ROWS:
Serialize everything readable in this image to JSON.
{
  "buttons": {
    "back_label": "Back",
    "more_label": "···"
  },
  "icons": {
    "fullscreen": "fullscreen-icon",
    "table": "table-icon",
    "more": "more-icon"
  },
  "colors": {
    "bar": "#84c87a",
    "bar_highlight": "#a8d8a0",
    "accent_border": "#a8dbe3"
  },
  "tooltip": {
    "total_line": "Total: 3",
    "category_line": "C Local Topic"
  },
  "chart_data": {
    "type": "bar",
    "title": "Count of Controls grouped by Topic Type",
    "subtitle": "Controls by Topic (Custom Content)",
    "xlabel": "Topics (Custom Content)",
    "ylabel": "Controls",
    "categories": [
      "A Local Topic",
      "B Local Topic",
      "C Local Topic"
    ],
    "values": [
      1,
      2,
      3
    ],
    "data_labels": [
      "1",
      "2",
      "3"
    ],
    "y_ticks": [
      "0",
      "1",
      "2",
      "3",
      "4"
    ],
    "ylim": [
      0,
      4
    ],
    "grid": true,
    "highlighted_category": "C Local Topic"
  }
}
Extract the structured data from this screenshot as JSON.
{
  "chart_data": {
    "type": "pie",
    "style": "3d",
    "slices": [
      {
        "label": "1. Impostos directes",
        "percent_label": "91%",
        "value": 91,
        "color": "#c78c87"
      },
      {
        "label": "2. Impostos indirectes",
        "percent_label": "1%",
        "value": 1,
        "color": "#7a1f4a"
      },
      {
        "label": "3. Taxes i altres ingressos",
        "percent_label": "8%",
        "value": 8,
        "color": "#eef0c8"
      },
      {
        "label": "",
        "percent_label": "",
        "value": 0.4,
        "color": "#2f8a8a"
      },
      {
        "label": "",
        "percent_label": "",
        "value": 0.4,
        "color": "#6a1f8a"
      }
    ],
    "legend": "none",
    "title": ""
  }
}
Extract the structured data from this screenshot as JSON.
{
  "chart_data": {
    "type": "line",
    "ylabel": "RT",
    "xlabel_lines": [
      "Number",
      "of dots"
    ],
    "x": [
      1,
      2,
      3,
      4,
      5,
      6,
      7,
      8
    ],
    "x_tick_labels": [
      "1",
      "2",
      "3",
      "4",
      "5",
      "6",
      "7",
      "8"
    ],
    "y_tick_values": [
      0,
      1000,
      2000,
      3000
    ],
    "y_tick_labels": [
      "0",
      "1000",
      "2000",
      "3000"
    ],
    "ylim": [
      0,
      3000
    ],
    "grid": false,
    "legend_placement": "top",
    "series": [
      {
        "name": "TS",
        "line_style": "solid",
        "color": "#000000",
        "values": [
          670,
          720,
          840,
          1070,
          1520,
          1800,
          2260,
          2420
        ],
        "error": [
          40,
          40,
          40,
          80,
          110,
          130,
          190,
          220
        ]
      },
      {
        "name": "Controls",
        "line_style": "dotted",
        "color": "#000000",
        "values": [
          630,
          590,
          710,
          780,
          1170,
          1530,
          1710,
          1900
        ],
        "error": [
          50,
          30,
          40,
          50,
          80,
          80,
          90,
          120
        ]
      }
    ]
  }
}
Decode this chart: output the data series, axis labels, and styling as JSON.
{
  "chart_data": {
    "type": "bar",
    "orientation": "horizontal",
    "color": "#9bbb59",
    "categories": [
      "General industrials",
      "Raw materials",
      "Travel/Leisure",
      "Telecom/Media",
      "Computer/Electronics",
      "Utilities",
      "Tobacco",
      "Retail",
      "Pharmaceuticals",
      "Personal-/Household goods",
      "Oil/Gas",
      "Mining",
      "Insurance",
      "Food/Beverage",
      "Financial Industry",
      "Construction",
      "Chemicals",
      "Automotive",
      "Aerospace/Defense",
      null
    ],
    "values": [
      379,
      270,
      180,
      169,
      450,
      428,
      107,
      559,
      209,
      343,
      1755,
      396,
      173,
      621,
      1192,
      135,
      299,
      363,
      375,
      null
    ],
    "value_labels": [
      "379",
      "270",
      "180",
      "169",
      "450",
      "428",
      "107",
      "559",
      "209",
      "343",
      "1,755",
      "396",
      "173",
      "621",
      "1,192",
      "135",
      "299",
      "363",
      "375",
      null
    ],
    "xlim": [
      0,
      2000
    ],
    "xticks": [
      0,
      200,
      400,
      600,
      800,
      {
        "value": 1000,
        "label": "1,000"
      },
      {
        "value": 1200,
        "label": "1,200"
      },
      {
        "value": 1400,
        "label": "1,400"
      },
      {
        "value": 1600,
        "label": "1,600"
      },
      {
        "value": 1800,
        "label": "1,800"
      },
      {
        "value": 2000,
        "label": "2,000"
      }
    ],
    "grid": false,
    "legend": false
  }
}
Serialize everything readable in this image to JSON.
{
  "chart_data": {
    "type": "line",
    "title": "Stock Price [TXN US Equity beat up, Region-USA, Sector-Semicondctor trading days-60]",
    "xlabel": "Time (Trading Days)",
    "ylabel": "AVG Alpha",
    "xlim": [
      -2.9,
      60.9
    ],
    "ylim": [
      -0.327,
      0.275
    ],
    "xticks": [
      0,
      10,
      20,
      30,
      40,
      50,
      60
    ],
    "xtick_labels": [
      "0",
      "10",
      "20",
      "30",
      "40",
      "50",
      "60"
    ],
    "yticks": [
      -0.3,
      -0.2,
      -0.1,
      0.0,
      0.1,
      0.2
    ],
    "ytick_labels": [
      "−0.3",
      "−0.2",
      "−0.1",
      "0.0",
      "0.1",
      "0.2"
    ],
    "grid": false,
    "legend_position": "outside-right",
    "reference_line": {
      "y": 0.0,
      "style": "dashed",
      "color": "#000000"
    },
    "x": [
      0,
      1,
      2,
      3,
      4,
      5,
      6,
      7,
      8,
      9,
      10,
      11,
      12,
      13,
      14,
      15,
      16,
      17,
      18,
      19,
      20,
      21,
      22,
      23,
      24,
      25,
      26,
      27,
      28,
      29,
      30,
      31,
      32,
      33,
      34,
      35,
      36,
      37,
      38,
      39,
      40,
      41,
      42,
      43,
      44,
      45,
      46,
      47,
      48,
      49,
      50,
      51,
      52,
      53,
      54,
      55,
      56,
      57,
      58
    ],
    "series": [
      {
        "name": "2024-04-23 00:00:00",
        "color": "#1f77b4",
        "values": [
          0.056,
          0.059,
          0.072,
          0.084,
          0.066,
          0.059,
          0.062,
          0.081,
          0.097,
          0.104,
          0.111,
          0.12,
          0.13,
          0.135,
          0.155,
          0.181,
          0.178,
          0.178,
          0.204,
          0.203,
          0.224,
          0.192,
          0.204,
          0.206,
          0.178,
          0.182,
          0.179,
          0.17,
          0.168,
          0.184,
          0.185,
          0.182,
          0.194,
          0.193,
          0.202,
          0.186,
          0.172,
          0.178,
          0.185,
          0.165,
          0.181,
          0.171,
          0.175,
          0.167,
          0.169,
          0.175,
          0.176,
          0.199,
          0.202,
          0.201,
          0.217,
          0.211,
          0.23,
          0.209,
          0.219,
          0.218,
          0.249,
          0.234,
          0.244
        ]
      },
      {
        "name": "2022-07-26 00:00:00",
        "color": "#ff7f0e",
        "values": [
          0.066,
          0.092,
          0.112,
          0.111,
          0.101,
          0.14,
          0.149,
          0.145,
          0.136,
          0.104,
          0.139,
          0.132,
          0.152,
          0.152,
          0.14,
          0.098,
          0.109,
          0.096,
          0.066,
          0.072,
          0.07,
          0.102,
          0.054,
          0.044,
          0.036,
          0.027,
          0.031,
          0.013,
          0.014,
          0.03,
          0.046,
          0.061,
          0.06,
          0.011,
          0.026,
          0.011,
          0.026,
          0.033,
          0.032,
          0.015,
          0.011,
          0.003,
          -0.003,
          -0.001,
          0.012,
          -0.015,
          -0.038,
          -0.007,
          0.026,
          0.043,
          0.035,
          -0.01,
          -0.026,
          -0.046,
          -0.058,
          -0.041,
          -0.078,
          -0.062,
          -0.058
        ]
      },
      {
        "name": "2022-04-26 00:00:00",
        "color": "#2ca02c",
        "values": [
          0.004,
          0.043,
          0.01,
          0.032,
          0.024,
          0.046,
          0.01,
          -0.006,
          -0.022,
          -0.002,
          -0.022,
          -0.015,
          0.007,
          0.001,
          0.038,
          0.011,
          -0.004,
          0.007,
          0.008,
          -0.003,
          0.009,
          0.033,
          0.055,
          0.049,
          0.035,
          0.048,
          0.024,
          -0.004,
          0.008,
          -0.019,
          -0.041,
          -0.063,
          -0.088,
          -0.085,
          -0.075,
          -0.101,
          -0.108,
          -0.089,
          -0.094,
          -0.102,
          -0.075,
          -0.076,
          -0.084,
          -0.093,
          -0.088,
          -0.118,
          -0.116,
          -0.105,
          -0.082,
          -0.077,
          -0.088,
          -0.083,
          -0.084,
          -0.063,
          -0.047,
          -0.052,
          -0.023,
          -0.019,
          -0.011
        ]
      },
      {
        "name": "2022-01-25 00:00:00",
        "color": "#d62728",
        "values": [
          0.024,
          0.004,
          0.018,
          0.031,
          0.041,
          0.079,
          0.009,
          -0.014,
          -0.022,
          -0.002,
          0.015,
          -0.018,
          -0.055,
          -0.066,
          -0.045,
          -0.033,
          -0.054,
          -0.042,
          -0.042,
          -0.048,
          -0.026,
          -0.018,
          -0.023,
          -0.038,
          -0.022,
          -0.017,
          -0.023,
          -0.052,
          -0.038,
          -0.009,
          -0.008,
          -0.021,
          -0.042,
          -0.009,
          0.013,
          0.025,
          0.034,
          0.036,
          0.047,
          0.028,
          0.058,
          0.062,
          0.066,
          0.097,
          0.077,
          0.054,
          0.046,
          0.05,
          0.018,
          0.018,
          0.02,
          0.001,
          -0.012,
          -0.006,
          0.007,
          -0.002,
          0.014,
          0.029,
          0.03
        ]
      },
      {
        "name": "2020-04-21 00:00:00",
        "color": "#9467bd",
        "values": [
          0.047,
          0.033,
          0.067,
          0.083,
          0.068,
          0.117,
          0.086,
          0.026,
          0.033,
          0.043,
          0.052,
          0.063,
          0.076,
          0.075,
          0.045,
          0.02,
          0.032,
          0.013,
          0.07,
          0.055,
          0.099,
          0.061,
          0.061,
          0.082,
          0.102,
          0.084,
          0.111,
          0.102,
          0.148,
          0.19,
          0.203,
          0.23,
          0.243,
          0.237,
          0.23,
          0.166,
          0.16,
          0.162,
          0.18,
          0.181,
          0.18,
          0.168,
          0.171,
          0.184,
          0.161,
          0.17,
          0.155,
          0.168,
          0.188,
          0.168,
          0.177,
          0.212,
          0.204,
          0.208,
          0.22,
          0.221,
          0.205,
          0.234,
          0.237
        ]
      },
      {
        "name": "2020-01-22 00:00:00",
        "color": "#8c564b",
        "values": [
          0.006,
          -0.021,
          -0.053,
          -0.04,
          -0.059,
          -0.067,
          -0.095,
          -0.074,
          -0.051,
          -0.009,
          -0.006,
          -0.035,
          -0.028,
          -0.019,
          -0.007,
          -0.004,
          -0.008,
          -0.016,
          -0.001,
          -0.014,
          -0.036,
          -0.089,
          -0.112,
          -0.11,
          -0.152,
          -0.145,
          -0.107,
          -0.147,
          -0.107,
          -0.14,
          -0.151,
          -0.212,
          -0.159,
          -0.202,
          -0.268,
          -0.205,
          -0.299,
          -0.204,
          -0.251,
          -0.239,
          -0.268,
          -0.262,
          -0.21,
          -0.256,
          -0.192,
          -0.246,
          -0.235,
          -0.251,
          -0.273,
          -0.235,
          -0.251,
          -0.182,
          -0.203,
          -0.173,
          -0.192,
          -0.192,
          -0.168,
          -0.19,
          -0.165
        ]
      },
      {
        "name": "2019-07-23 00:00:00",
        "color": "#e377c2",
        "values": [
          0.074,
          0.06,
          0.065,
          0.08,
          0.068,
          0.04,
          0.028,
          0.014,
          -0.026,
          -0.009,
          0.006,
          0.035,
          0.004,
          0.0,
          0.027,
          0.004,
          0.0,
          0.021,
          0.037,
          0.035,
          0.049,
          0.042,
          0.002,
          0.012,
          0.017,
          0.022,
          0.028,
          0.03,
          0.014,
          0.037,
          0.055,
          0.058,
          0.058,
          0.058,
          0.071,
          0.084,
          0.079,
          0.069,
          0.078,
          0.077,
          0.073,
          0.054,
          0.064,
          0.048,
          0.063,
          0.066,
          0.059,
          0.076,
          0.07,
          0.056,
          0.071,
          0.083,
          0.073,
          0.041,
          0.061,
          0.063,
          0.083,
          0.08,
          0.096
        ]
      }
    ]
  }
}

CHALLENGE: Look through the listing above. Pick out each line with "Local" and copy it.

RESPONSE TO THE TASK:
    "category_line": "C Local Topic"
      "A Local Topic",
      "B Local Topic",
      "C Local Topic"
    "highlighted_category": "C Local Topic"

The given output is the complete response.